(Records from a data collection)

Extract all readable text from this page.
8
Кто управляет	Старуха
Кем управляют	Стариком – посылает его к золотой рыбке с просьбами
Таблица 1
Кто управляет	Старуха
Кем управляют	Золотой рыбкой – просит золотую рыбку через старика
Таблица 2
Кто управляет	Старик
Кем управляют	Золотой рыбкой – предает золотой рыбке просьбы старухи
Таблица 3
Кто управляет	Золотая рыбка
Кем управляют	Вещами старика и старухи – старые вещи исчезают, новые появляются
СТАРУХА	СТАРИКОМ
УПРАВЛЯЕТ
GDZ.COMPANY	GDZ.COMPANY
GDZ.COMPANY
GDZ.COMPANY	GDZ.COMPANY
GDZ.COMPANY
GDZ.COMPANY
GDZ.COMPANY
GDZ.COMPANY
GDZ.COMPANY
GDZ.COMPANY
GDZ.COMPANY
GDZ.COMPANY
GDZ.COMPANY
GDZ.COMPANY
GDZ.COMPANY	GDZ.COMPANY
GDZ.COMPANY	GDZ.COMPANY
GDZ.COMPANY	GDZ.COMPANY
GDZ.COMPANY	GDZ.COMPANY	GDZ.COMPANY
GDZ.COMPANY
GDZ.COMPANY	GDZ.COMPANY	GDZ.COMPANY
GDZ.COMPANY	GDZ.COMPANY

### [Stated exercise]
Quote the entire listing above exactly.

### [Reply]
Extract all readable text from this page.
8
Кто управляет	Старуха
Кем управляют	Стариком – посылает его к золотой рыбке с просьбами
Таблица 1
Кто управляет	Старуха
Кем управляют	Золотой рыбкой – просит золотую рыбку через старика
Таблица 2
Кто управляет	Старик
Кем управляют	Золотой рыбкой – предает золотой рыбке просьбы старухи
Таблица 3
Кто управляет	Золотая рыбка
Кем управляют	Вещами старика и старухи – старые вещи исчезают, новые появляются
СТАРУХА	СТАРИКОМ
УПРАВЛЯЕТ
GDZ.COMPANY	GDZ.COMPANY
GDZ.COMPANY
GDZ.COMPANY	GDZ.COMPANY
GDZ.COMPANY
GDZ.COMPANY
GDZ.COMPANY
GDZ.COMPANY
GDZ.COMPANY
GDZ.COMPANY
GDZ.COMPANY
GDZ.COMPANY
GDZ.COMPANY
GDZ.COMPANY
GDZ.COMPANY	GDZ.COMPANY
GDZ.COMPANY	GDZ.COMPANY
GDZ.COMPANY	GDZ.COMPANY
GDZ.COMPANY	GDZ.COMPANY	GDZ.COMPANY
GDZ.COMPANY
GDZ.COMPANY	GDZ.COMPANY	GDZ.COMPANY
GDZ.COMPANY	GDZ.COMPANY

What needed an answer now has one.